Extract each line where the string "mass" shows up.

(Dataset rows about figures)
=====

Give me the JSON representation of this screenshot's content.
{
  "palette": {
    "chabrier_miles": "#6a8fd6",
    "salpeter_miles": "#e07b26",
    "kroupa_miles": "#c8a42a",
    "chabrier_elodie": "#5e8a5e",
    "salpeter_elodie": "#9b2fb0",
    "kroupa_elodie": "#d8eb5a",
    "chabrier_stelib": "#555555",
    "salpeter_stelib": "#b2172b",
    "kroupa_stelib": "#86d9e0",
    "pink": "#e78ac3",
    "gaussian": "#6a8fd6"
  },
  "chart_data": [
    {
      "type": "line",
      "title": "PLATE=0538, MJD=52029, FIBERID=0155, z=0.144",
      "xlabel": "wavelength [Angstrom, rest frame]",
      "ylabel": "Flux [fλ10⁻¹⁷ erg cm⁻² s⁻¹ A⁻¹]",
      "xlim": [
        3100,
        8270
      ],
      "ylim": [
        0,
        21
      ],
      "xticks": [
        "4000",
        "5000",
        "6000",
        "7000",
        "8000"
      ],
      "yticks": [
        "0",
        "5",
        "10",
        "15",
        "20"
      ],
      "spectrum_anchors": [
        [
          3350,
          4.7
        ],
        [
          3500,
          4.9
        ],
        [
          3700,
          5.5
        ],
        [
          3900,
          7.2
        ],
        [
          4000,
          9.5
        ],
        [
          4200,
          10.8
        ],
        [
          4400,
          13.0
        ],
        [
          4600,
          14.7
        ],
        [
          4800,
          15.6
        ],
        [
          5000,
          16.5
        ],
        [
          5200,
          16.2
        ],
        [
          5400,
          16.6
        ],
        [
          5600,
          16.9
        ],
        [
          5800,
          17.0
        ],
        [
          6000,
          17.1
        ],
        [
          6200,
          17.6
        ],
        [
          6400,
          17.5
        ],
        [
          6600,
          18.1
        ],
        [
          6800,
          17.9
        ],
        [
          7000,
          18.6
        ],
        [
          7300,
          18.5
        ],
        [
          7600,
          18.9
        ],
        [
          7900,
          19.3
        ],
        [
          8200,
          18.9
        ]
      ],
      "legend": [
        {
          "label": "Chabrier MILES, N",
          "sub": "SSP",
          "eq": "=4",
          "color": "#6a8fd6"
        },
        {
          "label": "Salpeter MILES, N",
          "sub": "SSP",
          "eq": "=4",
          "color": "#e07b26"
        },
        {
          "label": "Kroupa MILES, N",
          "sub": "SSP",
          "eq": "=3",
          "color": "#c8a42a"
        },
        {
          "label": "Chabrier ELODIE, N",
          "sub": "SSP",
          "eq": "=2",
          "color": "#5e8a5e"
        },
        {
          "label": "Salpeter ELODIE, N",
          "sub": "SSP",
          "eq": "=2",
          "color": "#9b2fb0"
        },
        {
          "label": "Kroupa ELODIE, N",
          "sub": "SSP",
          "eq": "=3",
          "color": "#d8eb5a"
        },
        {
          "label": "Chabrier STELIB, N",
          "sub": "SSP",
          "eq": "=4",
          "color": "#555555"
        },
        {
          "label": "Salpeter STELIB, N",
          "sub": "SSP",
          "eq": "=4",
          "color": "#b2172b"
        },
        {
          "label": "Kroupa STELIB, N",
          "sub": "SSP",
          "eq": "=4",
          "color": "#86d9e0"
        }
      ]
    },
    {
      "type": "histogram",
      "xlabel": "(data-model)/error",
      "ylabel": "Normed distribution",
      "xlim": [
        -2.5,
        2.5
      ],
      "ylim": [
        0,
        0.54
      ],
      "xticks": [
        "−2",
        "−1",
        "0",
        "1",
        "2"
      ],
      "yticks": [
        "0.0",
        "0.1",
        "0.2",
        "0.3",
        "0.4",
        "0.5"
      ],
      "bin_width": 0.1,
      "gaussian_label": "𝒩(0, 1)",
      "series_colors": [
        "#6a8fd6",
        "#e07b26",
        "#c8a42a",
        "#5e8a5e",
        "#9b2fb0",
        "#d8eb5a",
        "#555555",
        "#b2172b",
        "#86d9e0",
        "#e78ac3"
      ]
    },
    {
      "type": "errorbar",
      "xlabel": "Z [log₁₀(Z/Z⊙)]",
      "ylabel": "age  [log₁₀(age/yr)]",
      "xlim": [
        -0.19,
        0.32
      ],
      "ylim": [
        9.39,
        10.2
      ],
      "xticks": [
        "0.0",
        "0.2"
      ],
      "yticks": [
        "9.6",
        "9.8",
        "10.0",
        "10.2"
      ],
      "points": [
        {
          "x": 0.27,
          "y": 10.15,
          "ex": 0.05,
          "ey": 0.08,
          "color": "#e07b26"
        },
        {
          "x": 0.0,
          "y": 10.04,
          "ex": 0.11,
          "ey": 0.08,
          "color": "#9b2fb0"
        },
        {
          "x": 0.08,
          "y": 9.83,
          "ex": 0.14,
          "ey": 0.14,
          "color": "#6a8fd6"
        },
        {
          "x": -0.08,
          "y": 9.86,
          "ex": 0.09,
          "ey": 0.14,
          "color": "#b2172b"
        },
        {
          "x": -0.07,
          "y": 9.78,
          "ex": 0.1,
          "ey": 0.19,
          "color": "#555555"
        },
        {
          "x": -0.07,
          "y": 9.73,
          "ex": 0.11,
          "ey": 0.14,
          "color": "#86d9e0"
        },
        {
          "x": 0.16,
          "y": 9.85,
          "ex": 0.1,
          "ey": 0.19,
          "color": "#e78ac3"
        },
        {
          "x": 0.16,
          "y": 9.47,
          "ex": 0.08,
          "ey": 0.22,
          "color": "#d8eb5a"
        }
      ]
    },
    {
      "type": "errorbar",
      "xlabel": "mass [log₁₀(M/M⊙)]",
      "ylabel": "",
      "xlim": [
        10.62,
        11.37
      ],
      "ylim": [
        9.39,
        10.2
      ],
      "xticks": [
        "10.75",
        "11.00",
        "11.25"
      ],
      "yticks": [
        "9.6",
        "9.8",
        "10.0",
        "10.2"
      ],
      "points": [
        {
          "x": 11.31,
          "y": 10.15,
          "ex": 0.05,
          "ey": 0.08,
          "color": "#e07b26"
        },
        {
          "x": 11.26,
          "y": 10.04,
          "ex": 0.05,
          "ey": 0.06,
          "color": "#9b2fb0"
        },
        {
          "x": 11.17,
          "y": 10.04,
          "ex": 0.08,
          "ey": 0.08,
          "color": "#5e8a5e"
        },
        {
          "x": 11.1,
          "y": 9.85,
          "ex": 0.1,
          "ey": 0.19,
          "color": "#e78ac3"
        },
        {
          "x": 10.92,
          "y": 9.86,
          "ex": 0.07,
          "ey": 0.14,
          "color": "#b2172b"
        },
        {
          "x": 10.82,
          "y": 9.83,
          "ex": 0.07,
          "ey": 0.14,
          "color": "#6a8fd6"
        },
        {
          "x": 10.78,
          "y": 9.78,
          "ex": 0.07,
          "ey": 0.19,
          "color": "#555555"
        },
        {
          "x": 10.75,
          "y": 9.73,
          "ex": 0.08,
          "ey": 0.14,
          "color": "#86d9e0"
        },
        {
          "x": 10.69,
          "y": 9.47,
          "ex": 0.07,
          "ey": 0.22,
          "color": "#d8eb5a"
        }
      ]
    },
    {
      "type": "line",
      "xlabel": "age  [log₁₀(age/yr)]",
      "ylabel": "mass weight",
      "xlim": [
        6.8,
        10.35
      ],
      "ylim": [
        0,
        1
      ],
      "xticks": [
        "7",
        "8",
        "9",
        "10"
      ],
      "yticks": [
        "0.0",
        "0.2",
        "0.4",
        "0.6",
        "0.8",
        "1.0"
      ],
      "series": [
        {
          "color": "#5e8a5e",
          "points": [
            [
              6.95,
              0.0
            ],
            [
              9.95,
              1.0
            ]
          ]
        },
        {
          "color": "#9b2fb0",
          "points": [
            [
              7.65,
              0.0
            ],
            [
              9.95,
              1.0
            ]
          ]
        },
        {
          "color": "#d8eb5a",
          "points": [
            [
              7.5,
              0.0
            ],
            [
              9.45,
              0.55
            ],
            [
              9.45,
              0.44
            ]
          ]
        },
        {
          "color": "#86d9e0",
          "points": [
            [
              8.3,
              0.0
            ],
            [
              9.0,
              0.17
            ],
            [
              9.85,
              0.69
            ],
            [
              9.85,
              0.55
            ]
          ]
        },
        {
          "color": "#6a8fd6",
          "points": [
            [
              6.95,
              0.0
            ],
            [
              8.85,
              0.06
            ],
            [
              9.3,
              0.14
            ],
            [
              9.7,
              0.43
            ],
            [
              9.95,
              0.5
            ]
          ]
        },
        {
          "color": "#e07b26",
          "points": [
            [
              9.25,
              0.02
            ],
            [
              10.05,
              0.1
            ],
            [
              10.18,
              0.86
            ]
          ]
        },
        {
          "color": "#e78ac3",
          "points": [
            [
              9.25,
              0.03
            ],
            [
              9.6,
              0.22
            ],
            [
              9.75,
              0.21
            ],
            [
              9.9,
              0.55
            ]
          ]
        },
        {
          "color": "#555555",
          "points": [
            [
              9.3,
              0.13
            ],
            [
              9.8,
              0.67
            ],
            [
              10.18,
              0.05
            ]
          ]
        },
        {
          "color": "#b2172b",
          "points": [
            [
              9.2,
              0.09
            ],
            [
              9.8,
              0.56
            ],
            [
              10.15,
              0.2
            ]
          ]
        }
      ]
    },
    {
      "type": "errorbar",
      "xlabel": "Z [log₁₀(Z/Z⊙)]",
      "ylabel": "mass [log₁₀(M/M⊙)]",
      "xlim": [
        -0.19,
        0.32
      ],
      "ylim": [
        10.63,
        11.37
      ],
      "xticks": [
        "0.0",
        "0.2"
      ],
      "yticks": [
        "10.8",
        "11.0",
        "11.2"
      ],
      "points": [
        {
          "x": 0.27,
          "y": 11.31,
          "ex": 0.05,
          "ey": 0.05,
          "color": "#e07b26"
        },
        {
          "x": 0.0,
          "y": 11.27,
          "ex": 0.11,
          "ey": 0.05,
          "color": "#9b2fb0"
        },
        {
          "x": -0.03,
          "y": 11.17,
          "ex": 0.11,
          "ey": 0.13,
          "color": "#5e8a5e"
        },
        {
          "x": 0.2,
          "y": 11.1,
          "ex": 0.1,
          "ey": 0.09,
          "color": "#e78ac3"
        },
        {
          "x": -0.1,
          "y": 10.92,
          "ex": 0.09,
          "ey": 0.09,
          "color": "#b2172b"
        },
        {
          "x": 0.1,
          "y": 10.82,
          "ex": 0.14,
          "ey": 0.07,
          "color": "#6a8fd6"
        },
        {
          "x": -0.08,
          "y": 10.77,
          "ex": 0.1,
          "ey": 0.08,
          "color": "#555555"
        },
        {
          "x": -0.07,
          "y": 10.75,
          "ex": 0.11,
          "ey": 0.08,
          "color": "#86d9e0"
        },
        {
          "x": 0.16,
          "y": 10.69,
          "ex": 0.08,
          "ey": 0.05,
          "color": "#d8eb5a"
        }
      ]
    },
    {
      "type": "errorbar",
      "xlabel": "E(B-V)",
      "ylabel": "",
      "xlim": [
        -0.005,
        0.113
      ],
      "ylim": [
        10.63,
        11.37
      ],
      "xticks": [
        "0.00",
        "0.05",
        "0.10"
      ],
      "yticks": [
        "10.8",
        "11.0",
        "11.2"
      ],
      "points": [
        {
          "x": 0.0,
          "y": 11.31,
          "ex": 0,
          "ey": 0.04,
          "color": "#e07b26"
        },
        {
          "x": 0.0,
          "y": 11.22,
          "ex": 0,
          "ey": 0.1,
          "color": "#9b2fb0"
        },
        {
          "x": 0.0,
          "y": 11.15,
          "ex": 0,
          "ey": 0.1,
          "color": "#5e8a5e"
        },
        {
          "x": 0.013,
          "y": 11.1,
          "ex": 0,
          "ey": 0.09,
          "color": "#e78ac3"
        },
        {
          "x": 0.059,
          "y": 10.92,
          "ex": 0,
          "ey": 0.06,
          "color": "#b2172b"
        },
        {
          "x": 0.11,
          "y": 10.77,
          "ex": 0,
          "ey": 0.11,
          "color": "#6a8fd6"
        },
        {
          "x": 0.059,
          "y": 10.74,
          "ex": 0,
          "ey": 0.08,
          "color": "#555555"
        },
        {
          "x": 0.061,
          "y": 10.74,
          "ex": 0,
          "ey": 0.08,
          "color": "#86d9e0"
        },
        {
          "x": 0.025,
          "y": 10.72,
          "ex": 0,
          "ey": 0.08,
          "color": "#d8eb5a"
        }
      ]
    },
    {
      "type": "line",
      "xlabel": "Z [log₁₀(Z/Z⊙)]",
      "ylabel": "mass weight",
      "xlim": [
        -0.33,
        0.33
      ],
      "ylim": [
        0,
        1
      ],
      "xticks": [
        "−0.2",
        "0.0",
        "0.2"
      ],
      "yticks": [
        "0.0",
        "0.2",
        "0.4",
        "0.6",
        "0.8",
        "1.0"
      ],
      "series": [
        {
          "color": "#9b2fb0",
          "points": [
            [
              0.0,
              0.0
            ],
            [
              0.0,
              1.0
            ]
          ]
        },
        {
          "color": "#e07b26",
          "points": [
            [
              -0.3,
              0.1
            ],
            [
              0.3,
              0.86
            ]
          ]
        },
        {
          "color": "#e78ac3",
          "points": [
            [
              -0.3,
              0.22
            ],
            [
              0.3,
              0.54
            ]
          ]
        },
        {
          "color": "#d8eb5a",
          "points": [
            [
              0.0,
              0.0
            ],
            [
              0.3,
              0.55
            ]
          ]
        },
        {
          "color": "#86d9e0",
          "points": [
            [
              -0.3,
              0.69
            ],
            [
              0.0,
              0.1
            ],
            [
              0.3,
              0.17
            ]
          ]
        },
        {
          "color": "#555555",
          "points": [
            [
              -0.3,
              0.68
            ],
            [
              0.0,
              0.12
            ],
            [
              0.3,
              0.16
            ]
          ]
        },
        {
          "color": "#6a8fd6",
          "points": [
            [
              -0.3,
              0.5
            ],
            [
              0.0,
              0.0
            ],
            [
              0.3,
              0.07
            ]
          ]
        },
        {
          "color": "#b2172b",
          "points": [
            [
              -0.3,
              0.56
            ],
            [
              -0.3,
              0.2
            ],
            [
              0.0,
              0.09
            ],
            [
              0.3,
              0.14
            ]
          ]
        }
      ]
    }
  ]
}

=====

**Reply to the exercise**
      "xlabel": "mass [log₁₀(M/M⊙)]",
      "ylabel": "mass weight",
      "ylabel": "mass [log₁₀(M/M⊙)]",
      "ylabel": "mass weight",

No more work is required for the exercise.